--- Problem to solve ---
Using the records below, please work out how many lines contain "JSON"; answer with the number alone.

--- Entries shown ---
• • • •
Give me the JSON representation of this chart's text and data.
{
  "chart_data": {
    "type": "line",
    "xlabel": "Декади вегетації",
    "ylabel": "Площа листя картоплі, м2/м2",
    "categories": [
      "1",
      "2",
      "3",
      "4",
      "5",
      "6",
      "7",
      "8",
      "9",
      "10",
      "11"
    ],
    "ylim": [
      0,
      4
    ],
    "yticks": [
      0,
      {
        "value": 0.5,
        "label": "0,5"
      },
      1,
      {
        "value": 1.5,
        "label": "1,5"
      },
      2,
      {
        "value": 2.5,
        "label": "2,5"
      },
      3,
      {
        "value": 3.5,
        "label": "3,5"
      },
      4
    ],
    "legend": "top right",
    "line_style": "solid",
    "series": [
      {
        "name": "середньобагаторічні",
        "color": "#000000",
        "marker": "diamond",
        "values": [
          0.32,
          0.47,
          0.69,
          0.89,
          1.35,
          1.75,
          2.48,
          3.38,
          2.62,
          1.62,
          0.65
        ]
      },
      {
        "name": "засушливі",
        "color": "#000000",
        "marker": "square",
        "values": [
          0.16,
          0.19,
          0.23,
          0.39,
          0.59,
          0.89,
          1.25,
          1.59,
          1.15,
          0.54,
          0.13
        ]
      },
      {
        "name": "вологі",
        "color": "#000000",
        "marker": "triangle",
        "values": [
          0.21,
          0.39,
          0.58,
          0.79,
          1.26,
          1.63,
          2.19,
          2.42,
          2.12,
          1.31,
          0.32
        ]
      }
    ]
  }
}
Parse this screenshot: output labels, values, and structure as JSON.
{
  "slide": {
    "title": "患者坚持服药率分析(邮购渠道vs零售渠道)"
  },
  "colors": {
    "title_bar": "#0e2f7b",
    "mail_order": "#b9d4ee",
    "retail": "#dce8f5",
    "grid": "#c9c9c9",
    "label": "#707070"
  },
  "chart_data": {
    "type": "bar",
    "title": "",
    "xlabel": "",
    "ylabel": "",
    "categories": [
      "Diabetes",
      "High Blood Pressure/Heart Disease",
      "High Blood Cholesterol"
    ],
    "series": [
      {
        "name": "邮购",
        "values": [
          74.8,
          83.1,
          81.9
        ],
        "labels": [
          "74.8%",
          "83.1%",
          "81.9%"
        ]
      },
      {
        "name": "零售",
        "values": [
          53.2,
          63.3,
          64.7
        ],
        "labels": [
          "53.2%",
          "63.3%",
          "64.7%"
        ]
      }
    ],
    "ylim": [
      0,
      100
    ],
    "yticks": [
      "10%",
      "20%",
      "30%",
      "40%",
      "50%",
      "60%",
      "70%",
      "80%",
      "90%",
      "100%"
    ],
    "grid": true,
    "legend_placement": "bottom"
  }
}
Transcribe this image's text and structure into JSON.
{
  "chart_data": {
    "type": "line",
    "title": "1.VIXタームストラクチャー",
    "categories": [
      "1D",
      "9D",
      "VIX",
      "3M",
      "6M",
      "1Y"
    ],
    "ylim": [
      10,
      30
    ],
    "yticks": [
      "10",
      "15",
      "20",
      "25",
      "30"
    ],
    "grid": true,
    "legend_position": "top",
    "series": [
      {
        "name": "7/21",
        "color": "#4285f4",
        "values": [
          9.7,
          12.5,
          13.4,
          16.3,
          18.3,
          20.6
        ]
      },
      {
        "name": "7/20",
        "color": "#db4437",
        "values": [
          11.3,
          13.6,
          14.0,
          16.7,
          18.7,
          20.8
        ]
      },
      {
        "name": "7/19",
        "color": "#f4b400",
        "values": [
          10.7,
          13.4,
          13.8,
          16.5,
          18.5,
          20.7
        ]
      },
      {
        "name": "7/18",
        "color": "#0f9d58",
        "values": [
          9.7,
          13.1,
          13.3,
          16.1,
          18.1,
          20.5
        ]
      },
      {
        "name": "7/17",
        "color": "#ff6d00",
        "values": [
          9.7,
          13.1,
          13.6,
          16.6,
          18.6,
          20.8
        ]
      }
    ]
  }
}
• • • •
--- Result ---
3